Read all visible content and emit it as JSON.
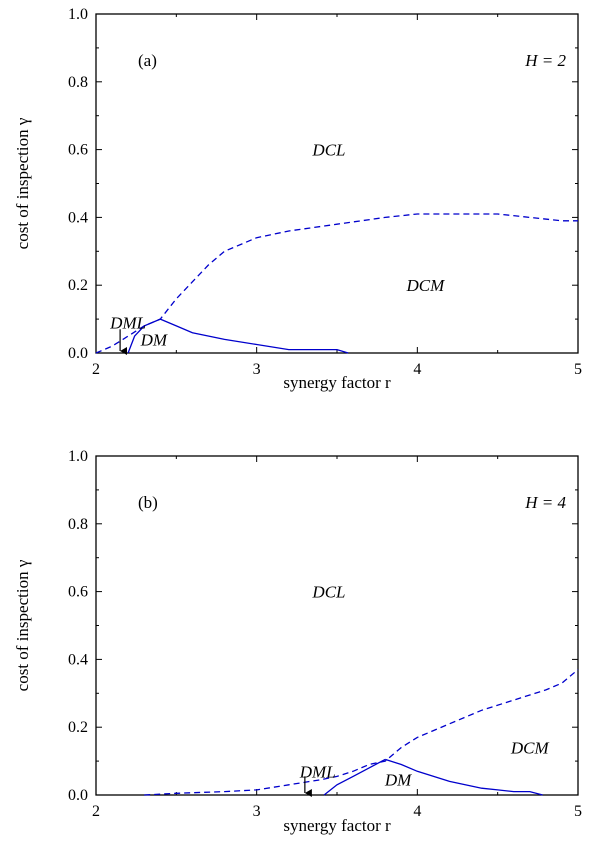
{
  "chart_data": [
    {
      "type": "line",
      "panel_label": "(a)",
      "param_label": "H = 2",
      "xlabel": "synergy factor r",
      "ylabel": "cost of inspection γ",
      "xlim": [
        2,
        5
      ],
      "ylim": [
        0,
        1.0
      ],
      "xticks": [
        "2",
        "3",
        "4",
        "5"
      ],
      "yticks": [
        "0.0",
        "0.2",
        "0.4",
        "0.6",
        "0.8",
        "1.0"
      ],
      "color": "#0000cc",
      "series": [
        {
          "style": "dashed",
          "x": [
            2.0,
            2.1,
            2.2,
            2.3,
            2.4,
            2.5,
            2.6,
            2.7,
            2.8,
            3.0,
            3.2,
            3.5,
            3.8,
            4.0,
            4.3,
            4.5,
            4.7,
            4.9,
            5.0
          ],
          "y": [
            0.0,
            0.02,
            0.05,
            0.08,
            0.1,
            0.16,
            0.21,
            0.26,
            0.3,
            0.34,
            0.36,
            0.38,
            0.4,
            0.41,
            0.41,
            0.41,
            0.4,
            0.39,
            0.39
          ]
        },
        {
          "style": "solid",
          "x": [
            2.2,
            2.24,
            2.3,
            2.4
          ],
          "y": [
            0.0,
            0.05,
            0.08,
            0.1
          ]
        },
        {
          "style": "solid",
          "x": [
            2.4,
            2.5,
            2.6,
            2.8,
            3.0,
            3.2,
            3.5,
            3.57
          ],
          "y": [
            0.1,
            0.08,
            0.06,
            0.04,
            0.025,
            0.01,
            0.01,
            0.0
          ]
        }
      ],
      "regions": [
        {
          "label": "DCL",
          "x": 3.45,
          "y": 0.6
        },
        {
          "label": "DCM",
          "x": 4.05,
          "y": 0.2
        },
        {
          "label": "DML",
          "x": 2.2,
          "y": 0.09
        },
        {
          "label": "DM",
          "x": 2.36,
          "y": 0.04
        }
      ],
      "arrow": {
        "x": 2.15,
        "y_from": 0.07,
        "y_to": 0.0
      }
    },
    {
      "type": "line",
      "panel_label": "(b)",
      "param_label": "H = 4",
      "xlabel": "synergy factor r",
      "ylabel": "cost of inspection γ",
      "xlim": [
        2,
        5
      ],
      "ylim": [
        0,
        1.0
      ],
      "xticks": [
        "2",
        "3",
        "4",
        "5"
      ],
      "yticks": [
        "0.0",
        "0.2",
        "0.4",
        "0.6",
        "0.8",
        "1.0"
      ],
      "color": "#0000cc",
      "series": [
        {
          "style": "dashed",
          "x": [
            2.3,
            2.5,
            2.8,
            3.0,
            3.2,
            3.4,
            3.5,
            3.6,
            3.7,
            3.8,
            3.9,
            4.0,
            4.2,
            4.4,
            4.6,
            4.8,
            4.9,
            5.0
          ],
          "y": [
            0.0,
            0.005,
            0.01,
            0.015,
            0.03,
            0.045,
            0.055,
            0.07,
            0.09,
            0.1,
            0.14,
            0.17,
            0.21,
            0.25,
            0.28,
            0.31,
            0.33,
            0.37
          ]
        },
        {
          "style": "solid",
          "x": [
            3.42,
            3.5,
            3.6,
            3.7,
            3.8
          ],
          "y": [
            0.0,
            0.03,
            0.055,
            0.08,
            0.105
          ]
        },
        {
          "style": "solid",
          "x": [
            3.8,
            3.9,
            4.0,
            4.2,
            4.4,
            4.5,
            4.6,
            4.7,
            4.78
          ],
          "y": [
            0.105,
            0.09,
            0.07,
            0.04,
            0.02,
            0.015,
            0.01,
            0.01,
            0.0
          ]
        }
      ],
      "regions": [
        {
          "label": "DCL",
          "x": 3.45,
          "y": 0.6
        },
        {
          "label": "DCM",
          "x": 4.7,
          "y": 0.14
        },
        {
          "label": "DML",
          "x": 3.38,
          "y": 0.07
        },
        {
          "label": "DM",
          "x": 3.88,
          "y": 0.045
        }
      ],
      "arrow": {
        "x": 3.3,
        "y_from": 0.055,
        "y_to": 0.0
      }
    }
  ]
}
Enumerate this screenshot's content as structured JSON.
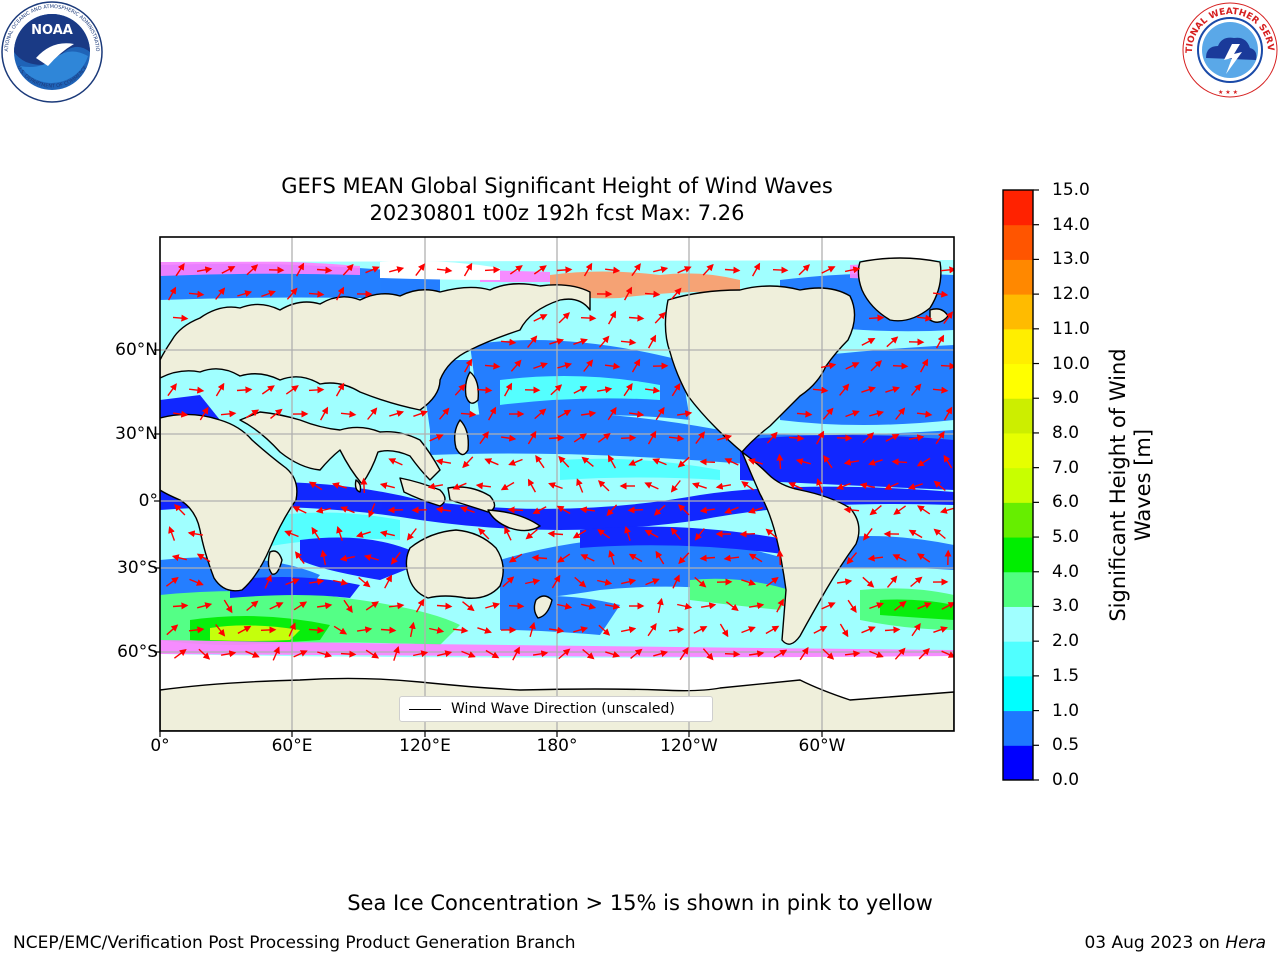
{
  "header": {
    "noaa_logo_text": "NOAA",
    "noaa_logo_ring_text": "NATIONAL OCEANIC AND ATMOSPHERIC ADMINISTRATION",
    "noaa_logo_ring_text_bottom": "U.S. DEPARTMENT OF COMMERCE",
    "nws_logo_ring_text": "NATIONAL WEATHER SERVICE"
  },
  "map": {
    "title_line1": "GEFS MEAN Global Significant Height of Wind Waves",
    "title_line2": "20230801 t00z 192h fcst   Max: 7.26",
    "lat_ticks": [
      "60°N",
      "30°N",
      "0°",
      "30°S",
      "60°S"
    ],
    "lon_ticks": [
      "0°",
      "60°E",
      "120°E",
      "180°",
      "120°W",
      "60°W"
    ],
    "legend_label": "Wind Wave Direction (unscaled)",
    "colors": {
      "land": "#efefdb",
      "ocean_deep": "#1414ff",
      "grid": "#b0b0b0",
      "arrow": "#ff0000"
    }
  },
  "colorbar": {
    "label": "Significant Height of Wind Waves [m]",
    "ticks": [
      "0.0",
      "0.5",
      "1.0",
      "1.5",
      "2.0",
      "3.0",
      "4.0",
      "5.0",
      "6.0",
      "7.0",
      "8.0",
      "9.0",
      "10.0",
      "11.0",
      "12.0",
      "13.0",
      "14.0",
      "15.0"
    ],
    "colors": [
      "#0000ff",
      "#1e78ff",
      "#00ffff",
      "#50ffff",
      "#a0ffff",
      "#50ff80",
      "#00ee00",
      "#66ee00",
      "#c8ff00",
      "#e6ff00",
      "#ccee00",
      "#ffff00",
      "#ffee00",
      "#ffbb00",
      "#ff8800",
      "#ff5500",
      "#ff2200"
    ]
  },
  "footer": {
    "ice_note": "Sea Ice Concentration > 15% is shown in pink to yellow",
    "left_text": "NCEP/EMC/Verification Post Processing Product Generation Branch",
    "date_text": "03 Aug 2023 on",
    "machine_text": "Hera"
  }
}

| DIRECTIVE |
Report each line in the preceding entries that holds the string "JSON".

| OUTPUT OF THE EXERCISE |
Read all visible content and emit it as JSON.
Enumerate this screenshot's content as structured JSON.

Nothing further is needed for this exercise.